* start DATASET RECORDS *

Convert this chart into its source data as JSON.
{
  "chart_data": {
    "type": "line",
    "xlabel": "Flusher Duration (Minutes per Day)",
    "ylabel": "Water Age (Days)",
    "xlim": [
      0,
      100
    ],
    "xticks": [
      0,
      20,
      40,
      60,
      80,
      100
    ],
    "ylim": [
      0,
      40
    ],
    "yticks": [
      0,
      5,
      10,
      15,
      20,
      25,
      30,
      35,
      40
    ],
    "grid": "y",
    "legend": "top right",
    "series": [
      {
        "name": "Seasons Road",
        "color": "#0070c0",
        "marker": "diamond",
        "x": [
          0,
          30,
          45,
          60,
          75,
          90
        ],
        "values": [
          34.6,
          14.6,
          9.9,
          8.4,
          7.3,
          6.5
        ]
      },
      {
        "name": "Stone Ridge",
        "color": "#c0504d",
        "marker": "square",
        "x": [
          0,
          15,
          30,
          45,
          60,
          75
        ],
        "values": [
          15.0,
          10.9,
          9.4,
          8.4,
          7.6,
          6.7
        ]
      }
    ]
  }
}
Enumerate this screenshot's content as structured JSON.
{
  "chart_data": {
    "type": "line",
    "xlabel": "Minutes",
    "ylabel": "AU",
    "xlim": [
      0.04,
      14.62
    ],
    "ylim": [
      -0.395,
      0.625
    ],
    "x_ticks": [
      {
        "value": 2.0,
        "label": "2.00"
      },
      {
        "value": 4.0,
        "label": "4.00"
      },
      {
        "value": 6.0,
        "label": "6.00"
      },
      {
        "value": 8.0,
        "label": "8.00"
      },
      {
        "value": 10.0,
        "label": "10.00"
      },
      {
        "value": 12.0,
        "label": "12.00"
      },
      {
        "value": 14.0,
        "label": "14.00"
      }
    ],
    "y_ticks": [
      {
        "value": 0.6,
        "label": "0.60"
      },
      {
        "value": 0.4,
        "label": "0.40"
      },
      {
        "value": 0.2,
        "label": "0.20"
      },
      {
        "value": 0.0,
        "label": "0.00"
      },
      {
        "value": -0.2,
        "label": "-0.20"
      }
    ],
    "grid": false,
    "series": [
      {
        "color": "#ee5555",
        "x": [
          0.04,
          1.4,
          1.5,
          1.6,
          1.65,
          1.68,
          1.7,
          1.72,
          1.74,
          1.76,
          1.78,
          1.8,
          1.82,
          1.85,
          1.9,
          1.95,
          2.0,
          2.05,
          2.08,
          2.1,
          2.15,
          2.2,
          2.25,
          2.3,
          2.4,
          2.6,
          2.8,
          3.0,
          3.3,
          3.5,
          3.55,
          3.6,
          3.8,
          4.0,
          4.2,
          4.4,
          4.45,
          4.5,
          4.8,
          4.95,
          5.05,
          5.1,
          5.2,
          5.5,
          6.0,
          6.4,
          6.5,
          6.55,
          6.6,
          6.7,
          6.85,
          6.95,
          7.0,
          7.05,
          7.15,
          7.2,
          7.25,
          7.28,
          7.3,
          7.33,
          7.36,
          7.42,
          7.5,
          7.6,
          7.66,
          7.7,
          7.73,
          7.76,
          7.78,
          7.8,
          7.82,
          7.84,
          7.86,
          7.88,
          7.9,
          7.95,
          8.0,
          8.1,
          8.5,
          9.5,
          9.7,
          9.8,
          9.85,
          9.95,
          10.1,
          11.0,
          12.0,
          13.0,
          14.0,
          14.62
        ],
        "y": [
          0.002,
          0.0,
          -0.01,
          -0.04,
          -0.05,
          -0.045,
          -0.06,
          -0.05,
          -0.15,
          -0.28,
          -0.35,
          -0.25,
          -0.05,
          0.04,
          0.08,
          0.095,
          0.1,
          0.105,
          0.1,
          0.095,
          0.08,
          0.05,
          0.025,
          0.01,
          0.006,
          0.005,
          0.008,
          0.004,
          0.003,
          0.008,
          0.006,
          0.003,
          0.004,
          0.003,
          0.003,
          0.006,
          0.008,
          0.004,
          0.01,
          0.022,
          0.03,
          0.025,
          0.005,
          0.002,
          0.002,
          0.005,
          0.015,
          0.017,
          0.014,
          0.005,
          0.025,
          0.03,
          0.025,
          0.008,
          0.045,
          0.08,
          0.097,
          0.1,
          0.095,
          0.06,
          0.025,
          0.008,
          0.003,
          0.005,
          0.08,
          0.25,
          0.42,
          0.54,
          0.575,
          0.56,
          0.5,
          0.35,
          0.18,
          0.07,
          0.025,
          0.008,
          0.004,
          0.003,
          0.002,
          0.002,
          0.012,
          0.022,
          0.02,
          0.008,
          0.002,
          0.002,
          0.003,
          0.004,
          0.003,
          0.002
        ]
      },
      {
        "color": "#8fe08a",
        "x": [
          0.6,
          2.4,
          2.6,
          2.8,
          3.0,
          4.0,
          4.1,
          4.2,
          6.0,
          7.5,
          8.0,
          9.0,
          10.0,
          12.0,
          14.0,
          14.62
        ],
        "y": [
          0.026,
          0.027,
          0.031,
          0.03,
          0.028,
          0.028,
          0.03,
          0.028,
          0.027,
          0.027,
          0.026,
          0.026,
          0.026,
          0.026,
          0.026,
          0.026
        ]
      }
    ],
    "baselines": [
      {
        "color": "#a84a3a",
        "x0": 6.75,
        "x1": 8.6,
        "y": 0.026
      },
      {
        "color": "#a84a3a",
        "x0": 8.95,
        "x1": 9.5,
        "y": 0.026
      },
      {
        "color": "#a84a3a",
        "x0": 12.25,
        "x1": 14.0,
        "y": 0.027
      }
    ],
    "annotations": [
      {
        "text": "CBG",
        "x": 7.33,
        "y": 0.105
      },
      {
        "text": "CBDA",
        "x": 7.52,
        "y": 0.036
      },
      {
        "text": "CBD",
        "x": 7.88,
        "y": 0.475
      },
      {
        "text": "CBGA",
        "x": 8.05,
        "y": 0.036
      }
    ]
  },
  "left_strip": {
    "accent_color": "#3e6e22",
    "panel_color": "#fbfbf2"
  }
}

* end DATASET RECORDS *

**WORK INSTRUCTIONS**
Search the listing for the word "text". Copy every line in which it occurs.

**OUTPUT OF THE EXERCISE**
        "text": "CBG",
        "text": "CBDA",
        "text": "CBD",
        "text": "CBGA",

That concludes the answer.